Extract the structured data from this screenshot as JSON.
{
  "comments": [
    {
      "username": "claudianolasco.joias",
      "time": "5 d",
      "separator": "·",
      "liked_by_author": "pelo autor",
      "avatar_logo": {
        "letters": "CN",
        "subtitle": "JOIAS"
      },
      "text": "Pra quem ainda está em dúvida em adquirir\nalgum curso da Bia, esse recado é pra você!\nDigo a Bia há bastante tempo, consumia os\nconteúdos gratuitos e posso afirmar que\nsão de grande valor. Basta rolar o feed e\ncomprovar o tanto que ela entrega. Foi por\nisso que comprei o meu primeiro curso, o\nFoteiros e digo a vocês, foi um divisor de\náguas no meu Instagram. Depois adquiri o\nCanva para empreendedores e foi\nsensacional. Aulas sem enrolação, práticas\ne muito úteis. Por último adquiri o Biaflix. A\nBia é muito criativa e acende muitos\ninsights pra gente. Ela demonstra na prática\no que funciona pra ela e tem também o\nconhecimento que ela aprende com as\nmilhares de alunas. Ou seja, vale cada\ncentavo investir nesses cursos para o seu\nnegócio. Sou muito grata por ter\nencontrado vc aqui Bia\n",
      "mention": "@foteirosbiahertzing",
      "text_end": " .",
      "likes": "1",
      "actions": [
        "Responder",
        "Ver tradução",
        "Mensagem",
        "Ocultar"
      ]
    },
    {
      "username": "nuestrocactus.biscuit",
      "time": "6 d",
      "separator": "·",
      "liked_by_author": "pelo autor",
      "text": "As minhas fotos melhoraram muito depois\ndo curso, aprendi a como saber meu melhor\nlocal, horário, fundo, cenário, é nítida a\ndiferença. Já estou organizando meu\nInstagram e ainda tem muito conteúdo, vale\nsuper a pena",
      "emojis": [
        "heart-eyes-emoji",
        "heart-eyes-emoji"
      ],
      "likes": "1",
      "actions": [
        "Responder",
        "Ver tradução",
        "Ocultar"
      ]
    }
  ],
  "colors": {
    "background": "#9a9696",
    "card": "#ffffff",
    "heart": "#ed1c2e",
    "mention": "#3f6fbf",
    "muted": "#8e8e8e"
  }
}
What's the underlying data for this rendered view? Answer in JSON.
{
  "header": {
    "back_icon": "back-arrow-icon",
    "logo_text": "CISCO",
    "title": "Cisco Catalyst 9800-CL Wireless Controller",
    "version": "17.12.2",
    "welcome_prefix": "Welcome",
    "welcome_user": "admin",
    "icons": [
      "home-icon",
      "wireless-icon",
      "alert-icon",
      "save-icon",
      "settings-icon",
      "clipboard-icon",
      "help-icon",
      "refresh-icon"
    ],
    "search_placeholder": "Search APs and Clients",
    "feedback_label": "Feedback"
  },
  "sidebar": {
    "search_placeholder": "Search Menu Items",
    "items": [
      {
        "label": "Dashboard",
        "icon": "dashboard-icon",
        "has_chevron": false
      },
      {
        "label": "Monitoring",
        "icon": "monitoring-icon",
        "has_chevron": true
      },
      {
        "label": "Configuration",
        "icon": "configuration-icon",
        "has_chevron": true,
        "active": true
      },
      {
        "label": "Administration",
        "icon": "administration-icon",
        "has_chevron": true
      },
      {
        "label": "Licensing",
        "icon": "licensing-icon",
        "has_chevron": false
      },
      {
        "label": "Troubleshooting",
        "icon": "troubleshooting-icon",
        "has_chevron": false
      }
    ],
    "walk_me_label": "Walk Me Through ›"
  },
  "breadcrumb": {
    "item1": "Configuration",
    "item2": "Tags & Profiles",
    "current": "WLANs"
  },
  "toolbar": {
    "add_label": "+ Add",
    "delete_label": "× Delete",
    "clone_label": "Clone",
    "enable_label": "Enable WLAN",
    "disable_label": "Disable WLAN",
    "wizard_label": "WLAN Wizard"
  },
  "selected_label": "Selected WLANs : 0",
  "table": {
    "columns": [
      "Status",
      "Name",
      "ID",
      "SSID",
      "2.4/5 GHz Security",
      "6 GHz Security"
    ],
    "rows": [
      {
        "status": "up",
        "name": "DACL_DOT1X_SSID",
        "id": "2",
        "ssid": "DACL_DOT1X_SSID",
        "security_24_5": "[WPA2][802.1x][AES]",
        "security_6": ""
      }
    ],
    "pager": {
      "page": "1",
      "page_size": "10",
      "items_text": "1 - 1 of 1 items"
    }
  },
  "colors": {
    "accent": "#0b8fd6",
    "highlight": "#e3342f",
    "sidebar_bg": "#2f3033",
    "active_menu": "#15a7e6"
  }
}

---

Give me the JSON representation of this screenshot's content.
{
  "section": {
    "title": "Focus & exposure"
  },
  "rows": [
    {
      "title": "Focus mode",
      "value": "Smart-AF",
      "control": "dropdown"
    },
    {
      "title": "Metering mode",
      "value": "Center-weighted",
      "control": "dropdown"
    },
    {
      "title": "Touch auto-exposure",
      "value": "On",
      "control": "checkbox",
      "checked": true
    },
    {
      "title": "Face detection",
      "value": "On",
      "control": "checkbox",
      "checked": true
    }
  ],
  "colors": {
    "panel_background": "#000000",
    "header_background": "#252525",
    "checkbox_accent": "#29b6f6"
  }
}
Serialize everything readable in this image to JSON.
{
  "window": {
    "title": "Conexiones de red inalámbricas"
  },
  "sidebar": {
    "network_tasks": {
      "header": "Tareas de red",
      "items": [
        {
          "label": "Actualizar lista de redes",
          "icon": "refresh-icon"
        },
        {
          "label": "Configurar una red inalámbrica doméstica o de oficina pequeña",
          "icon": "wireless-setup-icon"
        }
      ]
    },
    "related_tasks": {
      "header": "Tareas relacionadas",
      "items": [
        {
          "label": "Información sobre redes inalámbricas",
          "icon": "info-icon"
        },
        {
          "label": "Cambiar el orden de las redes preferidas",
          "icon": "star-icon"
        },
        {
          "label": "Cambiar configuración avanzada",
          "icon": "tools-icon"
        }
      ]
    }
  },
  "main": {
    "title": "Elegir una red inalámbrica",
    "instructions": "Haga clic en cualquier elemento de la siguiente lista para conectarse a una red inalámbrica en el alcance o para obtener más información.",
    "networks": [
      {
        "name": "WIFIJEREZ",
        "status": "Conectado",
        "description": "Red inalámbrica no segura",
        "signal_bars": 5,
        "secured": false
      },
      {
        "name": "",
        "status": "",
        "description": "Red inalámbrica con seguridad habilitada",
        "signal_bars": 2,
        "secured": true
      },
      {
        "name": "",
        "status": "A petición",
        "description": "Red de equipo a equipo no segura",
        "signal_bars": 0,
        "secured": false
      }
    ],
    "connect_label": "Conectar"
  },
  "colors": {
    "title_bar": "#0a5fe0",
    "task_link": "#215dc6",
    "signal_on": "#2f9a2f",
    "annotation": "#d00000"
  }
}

---

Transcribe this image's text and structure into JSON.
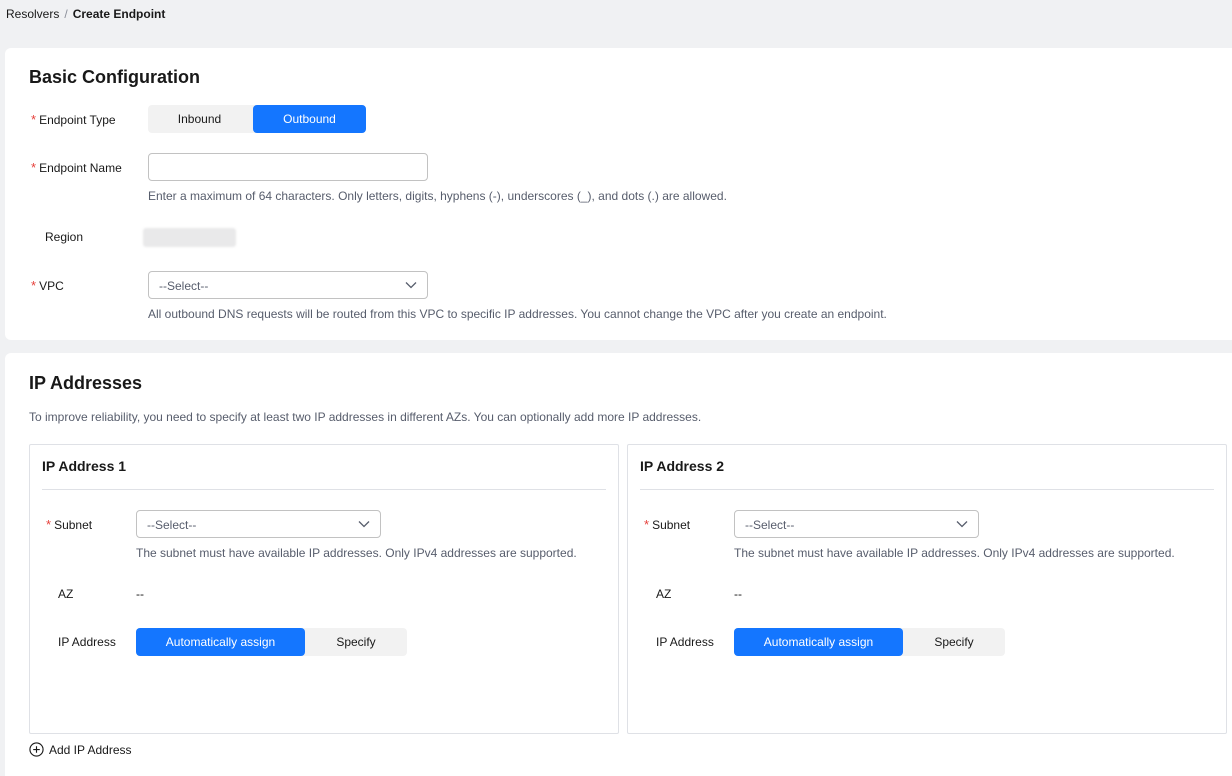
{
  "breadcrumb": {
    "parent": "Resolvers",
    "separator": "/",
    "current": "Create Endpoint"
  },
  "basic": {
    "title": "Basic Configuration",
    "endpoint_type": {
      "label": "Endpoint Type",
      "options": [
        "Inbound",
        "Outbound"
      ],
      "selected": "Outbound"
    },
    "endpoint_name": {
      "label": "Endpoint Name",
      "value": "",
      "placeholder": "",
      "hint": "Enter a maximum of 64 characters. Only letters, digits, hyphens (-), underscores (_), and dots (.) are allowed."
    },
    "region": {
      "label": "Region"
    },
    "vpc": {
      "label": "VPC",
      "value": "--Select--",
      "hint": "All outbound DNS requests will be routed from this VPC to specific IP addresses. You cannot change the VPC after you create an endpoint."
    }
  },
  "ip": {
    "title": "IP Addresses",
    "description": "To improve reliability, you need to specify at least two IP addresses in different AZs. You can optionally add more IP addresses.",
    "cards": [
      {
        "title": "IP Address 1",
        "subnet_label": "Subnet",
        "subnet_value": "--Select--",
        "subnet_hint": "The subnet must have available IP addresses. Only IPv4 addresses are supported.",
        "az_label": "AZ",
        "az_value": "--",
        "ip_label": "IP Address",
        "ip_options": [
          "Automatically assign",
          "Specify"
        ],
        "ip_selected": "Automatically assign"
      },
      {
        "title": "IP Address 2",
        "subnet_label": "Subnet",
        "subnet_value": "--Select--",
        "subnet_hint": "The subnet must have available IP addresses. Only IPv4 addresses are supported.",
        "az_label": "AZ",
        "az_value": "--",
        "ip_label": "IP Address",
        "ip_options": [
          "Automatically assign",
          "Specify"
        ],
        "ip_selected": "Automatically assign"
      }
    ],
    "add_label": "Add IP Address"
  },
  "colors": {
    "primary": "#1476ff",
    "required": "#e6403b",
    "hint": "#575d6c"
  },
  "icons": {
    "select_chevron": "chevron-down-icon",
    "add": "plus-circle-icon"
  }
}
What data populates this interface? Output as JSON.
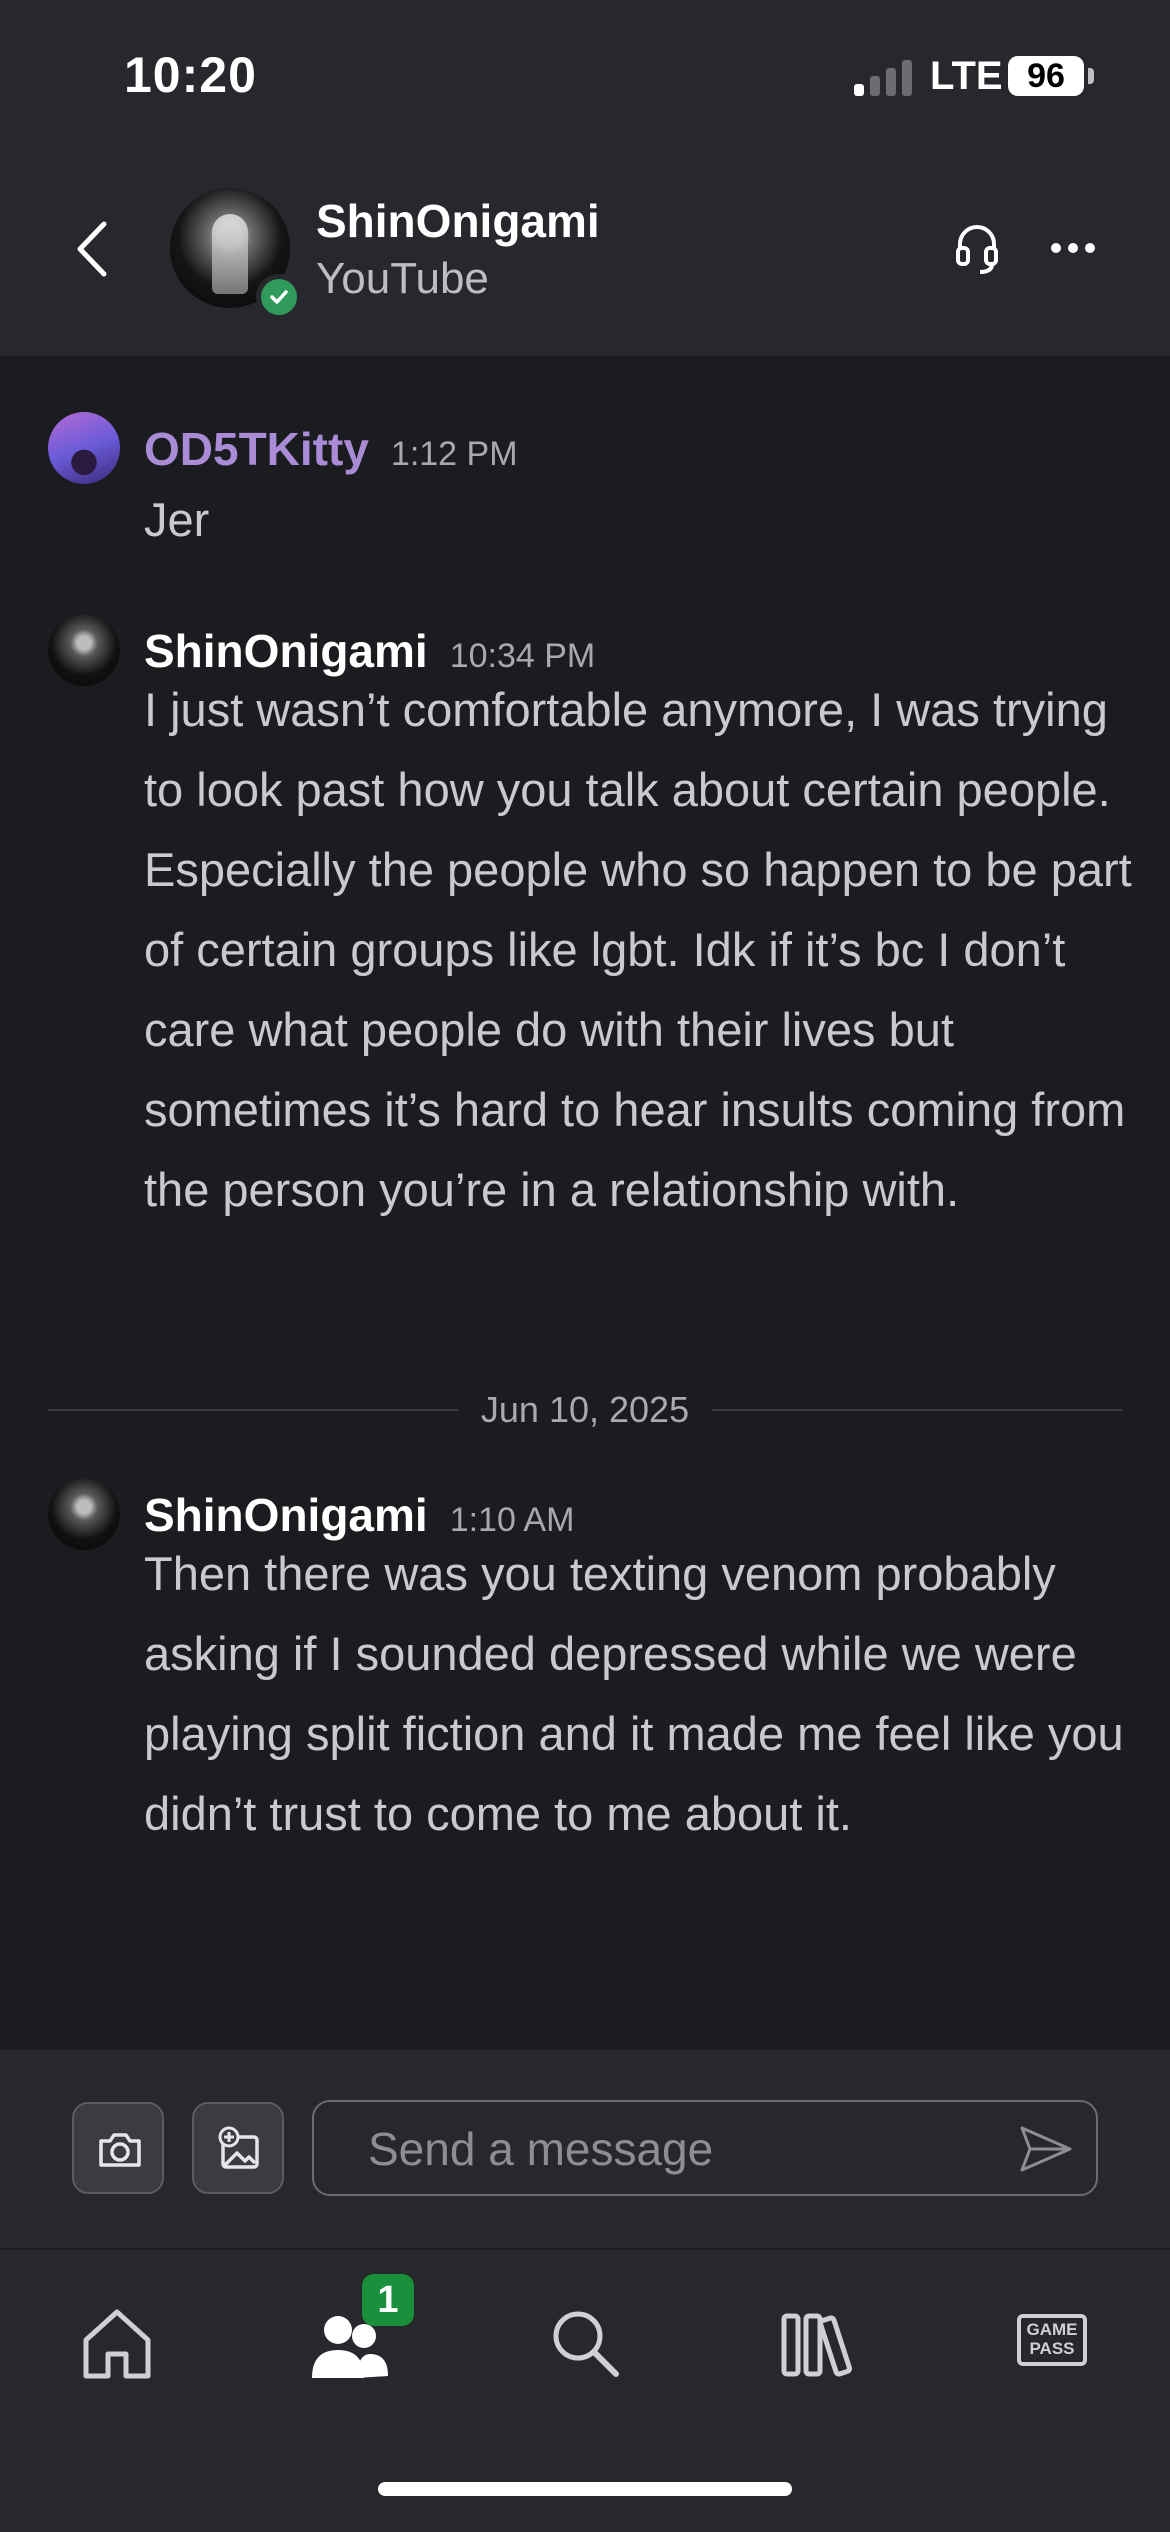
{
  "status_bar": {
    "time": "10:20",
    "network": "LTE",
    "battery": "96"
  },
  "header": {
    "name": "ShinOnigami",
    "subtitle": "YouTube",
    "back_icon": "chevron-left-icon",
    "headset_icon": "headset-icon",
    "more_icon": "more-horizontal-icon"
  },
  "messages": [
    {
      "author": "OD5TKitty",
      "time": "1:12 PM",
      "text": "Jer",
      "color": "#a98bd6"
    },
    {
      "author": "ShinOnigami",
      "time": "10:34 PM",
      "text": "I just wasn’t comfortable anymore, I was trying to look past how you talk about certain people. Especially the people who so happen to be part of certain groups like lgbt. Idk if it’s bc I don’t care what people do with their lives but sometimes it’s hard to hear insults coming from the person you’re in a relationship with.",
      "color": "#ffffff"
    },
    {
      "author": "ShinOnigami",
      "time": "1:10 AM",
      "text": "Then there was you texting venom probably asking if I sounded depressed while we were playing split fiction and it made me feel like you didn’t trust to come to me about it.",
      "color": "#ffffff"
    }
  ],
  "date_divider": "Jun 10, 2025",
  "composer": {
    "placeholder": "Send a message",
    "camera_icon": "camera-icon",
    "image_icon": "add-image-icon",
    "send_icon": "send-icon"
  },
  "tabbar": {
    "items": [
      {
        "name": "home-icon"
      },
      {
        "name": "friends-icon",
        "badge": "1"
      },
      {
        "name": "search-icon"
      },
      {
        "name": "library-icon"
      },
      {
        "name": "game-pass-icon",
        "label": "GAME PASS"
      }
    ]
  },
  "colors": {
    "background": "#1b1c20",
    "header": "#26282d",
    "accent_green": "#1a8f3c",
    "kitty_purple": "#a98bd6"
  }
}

(Your goal): Copy each line holding the word "ainda" from the listing above.

(Answer for the task):
      "text": "Pra quem ainda está em dúvida em adquirir\nalgum curso da Bia, esse recado é pra você!\nDigo a Bia há bastante tempo, consumia os\nconteúdos gratuitos e posso afirmar que\nsão de grande valor. Basta rolar o feed e\ncomprovar o tanto que ela entrega. Foi por\nisso que comprei o meu primeiro curso, o\nFoteiros e digo a vocês, foi um divisor de\náguas no meu Instagram. Depois adquiri o\nCanva para empreendedores e foi\nsensacional. Aulas sem enrolação, práticas\ne muito úteis. Por último adquiri o Biaflix. A\nBia é muito criativa e acende muitos\ninsights pra gente. Ela demonstra na prática\no que funciona pra ela e tem também o\nconhecimento que ela aprende com as\nmilhares de alunas. Ou seja, vale cada\ncentavo investir nesses cursos para o seu\nnegócio. Sou muito grata por ter\nencontrado vc aqui Bia\n",
      "text": "As minhas fotos melhoraram muito depois\ndo curso, aprendi a como saber meu melhor\nlocal, horário, fundo, cenário, é nítida a\ndiferença. Já estou organizando meu\nInstagram e ainda tem muito conteúdo, vale\nsuper a pena",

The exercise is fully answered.